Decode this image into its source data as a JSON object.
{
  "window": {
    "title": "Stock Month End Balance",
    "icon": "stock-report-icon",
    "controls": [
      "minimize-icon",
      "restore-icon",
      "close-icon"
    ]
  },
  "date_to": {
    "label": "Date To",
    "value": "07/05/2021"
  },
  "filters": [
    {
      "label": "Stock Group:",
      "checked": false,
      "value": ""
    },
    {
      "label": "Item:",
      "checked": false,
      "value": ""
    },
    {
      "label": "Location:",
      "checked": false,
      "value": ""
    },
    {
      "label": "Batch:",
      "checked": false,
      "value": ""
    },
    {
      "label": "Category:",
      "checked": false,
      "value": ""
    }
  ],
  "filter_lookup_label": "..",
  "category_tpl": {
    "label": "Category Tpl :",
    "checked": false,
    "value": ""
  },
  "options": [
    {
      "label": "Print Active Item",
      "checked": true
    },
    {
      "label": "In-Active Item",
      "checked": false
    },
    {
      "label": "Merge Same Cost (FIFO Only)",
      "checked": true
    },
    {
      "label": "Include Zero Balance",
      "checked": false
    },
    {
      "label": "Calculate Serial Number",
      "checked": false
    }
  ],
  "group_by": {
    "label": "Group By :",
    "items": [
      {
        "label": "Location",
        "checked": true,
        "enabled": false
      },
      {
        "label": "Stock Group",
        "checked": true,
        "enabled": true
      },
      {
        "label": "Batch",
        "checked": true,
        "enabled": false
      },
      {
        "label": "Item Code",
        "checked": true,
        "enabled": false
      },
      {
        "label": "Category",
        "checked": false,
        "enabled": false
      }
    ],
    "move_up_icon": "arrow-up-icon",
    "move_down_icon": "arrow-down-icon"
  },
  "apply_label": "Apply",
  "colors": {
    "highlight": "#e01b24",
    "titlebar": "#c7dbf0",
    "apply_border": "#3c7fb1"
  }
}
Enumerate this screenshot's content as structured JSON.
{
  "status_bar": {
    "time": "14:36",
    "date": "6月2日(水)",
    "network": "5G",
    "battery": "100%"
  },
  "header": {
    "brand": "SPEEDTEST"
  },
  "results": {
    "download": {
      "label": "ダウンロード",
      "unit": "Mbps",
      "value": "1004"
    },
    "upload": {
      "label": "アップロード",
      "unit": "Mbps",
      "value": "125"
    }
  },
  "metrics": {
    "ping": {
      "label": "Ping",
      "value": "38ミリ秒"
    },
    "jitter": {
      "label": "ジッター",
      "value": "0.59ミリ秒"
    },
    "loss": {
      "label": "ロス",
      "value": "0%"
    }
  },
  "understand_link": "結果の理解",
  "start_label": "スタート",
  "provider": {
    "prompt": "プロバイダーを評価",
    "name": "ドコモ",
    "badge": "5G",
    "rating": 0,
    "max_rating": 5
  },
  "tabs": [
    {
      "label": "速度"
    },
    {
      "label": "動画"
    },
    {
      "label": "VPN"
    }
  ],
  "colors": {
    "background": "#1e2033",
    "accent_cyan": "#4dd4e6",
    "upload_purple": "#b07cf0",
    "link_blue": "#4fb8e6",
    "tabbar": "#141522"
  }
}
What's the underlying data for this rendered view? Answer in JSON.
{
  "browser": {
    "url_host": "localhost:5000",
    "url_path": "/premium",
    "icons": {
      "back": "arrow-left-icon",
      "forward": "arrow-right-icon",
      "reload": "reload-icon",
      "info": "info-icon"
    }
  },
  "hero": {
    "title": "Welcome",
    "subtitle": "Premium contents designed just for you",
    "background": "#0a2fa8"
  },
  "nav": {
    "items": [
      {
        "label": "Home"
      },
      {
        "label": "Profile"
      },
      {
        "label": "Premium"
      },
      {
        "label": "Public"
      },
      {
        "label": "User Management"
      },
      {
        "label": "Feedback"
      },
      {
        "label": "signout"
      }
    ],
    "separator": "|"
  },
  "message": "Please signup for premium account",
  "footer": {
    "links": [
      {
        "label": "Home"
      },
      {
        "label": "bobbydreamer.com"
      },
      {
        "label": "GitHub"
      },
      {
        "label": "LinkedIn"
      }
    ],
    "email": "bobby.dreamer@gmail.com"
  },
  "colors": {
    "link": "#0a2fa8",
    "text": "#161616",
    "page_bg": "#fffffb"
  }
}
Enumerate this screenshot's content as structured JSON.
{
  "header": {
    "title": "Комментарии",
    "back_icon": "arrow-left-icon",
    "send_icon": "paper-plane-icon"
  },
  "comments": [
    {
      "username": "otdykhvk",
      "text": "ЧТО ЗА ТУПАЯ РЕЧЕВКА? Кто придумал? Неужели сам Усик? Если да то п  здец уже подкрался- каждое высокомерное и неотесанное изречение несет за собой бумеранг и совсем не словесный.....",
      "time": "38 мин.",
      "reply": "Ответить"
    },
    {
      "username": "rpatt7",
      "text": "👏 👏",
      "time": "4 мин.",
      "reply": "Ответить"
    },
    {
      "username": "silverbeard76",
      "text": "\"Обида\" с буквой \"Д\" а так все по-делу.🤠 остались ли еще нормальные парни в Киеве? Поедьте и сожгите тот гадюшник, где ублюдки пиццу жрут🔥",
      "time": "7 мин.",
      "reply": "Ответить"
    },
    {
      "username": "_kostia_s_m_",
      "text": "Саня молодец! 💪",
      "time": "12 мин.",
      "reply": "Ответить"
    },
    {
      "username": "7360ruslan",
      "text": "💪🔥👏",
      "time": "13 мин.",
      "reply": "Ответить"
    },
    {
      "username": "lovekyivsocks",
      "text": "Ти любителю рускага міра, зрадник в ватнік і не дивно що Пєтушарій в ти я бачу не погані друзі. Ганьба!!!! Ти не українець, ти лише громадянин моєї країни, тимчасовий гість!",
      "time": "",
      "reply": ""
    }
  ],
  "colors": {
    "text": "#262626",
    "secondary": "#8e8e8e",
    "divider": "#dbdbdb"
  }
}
┄┄┄┄┄┄┄┄┄┄┄┄┄┄┄┄┄┄┄┄
WHAT TO DO: Repeat the data above exactly.

WORKED SOLUTION:
Decode this image into its source data as a JSON object.
{
  "window": {
    "title": "Stock Month End Balance",
    "icon": "stock-report-icon",
    "controls": [
      "minimize-icon",
      "restore-icon",
      "close-icon"
    ]
  },
  "date_to": {
    "label": "Date To",
    "value": "07/05/2021"
  },
  "filters": [
    {
      "label": "Stock Group:",
      "checked": false,
      "value": ""
    },
    {
      "label": "Item:",
      "checked": false,
      "value": ""
    },
    {
      "label": "Location:",
      "checked": false,
      "value": ""
    },
    {
      "label": "Batch:",
      "checked": false,
      "value": ""
    },
    {
      "label": "Category:",
      "checked": false,
      "value": ""
    }
  ],
  "filter_lookup_label": "..",
  "category_tpl": {
    "label": "Category Tpl :",
    "checked": false,
    "value": ""
  },
  "options": [
    {
      "label": "Print Active Item",
      "checked": true
    },
    {
      "label": "In-Active Item",
      "checked": false
    },
    {
      "label": "Merge Same Cost (FIFO Only)",
      "checked": true
    },
    {
      "label": "Include Zero Balance",
      "checked": false
    },
    {
      "label": "Calculate Serial Number",
      "checked": false
    }
  ],
  "group_by": {
    "label": "Group By :",
    "items": [
      {
        "label": "Location",
        "checked": true,
        "enabled": false
      },
      {
        "label": "Stock Group",
        "checked": true,
        "enabled": true
      },
      {
        "label": "Batch",
        "checked": true,
        "enabled": false
      },
      {
        "label": "Item Code",
        "checked": true,
        "enabled": false
      },
      {
        "label": "Category",
        "checked": false,
        "enabled": false
      }
    ],
    "move_up_icon": "arrow-up-icon",
    "move_down_icon": "arrow-down-icon"
  },
  "apply_label": "Apply",
  "colors": {
    "highlight": "#e01b24",
    "titlebar": "#c7dbf0",
    "apply_border": "#3c7fb1"
  }
}
Enumerate this screenshot's content as structured JSON.
{
  "status_bar": {
    "time": "14:36",
    "date": "6月2日(水)",
    "network": "5G",
    "battery": "100%"
  },
  "header": {
    "brand": "SPEEDTEST"
  },
  "results": {
    "download": {
      "label": "ダウンロード",
      "unit": "Mbps",
      "value": "1004"
    },
    "upload": {
      "label": "アップロード",
      "unit": "Mbps",
      "value": "125"
    }
  },
  "metrics": {
    "ping": {
      "label": "Ping",
      "value": "38ミリ秒"
    },
    "jitter": {
      "label": "ジッター",
      "value": "0.59ミリ秒"
    },
    "loss": {
      "label": "ロス",
      "value": "0%"
    }
  },
  "understand_link": "結果の理解",
  "start_label": "スタート",
  "provider": {
    "prompt": "プロバイダーを評価",
    "name": "ドコモ",
    "badge": "5G",
    "rating": 0,
    "max_rating": 5
  },
  "tabs": [
    {
      "label": "速度"
    },
    {
      "label": "動画"
    },
    {
      "label": "VPN"
    }
  ],
  "colors": {
    "background": "#1e2033",
    "accent_cyan": "#4dd4e6",
    "upload_purple": "#b07cf0",
    "link_blue": "#4fb8e6",
    "tabbar": "#141522"
  }
}
What's the underlying data for this rendered view? Answer in JSON.
{
  "browser": {
    "url_host": "localhost:5000",
    "url_path": "/premium",
    "icons": {
      "back": "arrow-left-icon",
      "forward": "arrow-right-icon",
      "reload": "reload-icon",
      "info": "info-icon"
    }
  },
  "hero": {
    "title": "Welcome",
    "subtitle": "Premium contents designed just for you",
    "background": "#0a2fa8"
  },
  "nav": {
    "items": [
      {
        "label": "Home"
      },
      {
        "label": "Profile"
      },
      {
        "label": "Premium"
      },
      {
        "label": "Public"
      },
      {
        "label": "User Management"
      },
      {
        "label": "Feedback"
      },
      {
        "label": "signout"
      }
    ],
    "separator": "|"
  },
  "message": "Please signup for premium account",
  "footer": {
    "links": [
      {
        "label": "Home"
      },
      {
        "label": "bobbydreamer.com"
      },
      {
        "label": "GitHub"
      },
      {
        "label": "LinkedIn"
      }
    ],
    "email": "bobby.dreamer@gmail.com"
  },
  "colors": {
    "link": "#0a2fa8",
    "text": "#161616",
    "page_bg": "#fffffb"
  }
}
Enumerate this screenshot's content as structured JSON.
{
  "header": {
    "title": "Комментарии",
    "back_icon": "arrow-left-icon",
    "send_icon": "paper-plane-icon"
  },
  "comments": [
    {
      "username": "otdykhvk",
      "text": "ЧТО ЗА ТУПАЯ РЕЧЕВКА? Кто придумал? Неужели сам Усик? Если да то п  здец уже подкрался- каждое высокомерное и неотесанное изречение несет за собой бумеранг и совсем не словесный.....",
      "time": "38 мин.",
      "reply": "Ответить"
    },
    {
      "username": "rpatt7",
      "text": "👏 👏",
      "time": "4 мин.",
      "reply": "Ответить"
    },
    {
      "username": "silverbeard76",
      "text": "\"Обида\" с буквой \"Д\" а так все по-делу.🤠 остались ли еще нормальные парни в Киеве? Поедьте и сожгите тот гадюшник, где ублюдки пиццу жрут🔥",
      "time": "7 мин.",
      "reply": "Ответить"
    },
    {
      "username": "_kostia_s_m_",
      "text": "Саня молодец! 💪",
      "time": "12 мин.",
      "reply": "Ответить"
    },
    {
      "username": "7360ruslan",
      "text": "💪🔥👏",
      "time": "13 мин.",
      "reply": "Ответить"
    },
    {
      "username": "lovekyivsocks",
      "text": "Ти любителю рускага міра, зрадник в ватнік і не дивно що Пєтушарій в ти я бачу не погані друзі. Ганьба!!!! Ти не українець, ти лише громадянин моєї країни, тимчасовий гість!",
      "time": "",
      "reply": ""
    }
  ],
  "colors": {
    "text": "#262626",
    "secondary": "#8e8e8e",
    "divider": "#dbdbdb"
  }
}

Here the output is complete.